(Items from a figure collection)
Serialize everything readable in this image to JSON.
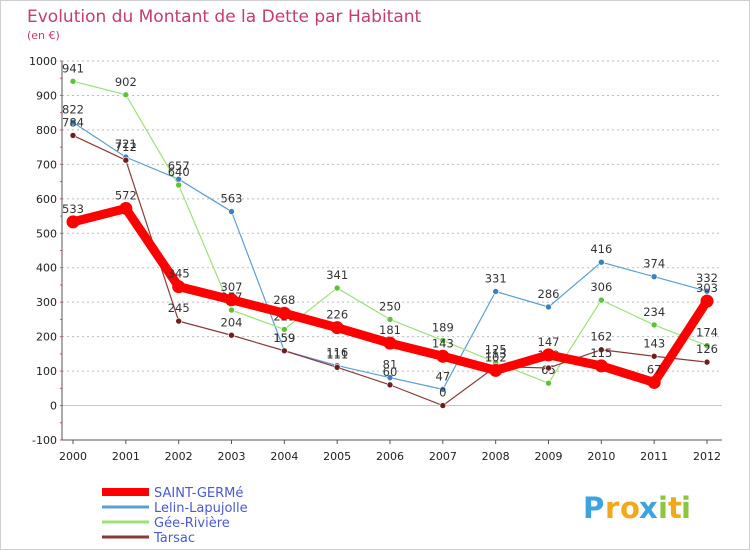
{
  "colors": {
    "background": "#ffffff",
    "plot_background": "#ffffff",
    "frame": "#cfcfcf",
    "grid": "#bdbdbd",
    "zero_line": "#c7c7c7",
    "title": "#c53b72",
    "legend_text": "#4a5ad0"
  },
  "chart_data": {
    "type": "line",
    "title": "Evolution du Montant de la Dette par Habitant",
    "subtitle": "(en €)",
    "xlabel": "",
    "ylabel": "",
    "x": [
      "2000",
      "2001",
      "2002",
      "2003",
      "2004",
      "2005",
      "2006",
      "2007",
      "2008",
      "2009",
      "2010",
      "2011",
      "2012"
    ],
    "ylim": [
      -100,
      1000
    ],
    "yticks": [
      -100,
      0,
      100,
      200,
      300,
      400,
      500,
      600,
      700,
      800,
      900,
      1000
    ],
    "grid": "horizontal dashed",
    "legend_position": "bottom-left",
    "series": [
      {
        "name": "SAINT-GERMé",
        "color": "#ff0000",
        "marker_color": "#ff0000",
        "emphasis": true,
        "values": [
          533,
          572,
          345,
          307,
          268,
          226,
          181,
          143,
          102,
          147,
          115,
          67,
          303
        ],
        "labels": [
          "533",
          "572",
          "345",
          "307",
          "268",
          "226",
          "181",
          "143",
          "102",
          "147",
          "115",
          "67",
          "303"
        ]
      },
      {
        "name": "Lelin-Lapujolle",
        "color": "#5b9fd4",
        "marker_color": "#3a7fc0",
        "emphasis": false,
        "values": [
          822,
          721,
          657,
          563,
          159,
          116,
          81,
          47,
          331,
          286,
          416,
          374,
          332
        ],
        "labels": [
          "822",
          "721",
          "657",
          "563",
          "159",
          "116",
          "81",
          "47",
          "331",
          "286",
          "416",
          "374",
          "332"
        ]
      },
      {
        "name": "Gée-Rivière",
        "color": "#9ee07a",
        "marker_color": "#5cc23a",
        "emphasis": false,
        "values": [
          941,
          902,
          640,
          277,
          221,
          341,
          250,
          189,
          125,
          65,
          306,
          234,
          174
        ],
        "labels": [
          "941",
          "902",
          "640",
          "277",
          "221",
          "341",
          "250",
          "189",
          "125",
          "65",
          "306",
          "234",
          "174"
        ]
      },
      {
        "name": "Tarsac",
        "color": "#8b3a3a",
        "marker_color": "#6b1f1f",
        "emphasis": false,
        "values": [
          784,
          712,
          245,
          204,
          159,
          111,
          60,
          0,
          113,
          109,
          162,
          143,
          126
        ],
        "labels": [
          "784",
          "712",
          "245",
          "204",
          "159",
          "111",
          "60",
          "0",
          "113",
          "109",
          "162",
          "143",
          "126"
        ]
      }
    ]
  },
  "brand": {
    "text": "Proxiti",
    "letters": [
      "P",
      "r",
      "o",
      "x",
      "i",
      "t",
      "i"
    ],
    "letter_colors": [
      "#3da3e0",
      "#f2a81d",
      "#f2a81d",
      "#3da3e0",
      "#8cc63f",
      "#f2a81d",
      "#8cc63f"
    ]
  }
}
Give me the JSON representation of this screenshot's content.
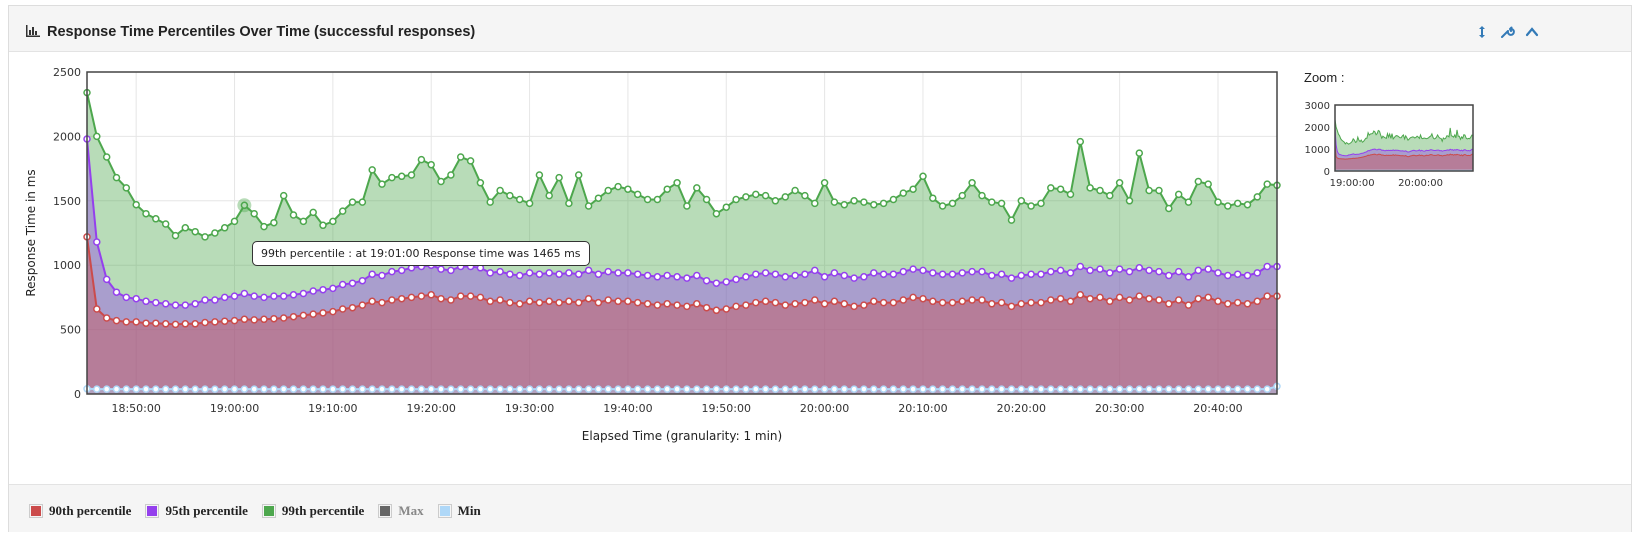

> [Directions for this task]: Give the count of lines containing "ffffff", with no added text.

> [Exercise output]: 2